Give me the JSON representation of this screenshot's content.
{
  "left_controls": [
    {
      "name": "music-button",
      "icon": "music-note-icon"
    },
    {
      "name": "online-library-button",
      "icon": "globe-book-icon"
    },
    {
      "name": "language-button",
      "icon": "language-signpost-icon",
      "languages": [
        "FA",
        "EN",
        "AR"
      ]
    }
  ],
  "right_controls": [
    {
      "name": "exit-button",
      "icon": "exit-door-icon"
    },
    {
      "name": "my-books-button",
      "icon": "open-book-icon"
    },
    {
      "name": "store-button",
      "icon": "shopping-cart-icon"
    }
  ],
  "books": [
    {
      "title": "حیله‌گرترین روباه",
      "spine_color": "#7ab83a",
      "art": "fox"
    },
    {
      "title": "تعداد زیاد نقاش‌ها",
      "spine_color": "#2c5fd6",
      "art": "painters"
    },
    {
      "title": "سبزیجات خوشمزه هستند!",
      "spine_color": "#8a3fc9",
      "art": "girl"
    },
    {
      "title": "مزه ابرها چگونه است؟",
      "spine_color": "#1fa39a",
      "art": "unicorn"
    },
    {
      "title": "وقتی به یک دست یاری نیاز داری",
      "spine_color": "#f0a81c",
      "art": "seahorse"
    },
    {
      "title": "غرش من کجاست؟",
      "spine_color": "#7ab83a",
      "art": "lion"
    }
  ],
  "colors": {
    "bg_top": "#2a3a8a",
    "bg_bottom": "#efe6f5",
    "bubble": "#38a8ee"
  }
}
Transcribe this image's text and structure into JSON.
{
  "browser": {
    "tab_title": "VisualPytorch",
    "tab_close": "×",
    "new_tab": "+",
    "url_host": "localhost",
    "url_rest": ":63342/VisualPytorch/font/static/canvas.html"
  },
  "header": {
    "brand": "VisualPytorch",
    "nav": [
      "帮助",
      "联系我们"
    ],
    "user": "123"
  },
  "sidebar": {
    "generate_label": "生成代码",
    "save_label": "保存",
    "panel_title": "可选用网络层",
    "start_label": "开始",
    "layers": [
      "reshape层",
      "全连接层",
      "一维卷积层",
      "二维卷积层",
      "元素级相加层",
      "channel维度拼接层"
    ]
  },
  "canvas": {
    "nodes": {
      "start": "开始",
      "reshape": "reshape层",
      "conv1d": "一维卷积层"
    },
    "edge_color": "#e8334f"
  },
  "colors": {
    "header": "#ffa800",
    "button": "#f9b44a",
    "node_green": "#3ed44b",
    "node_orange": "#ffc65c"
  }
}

☆ ☆ ☆ ☆ ☆ ☆ ☆

→ Written task:
Pull out every line in the data above that has the word "icon".

→ Expected output:
      "icon": "music-note-icon"
      "icon": "globe-book-icon"
      "icon": "language-signpost-icon",
      "icon": "exit-door-icon"
      "icon": "open-book-icon"
      "icon": "shopping-cart-icon"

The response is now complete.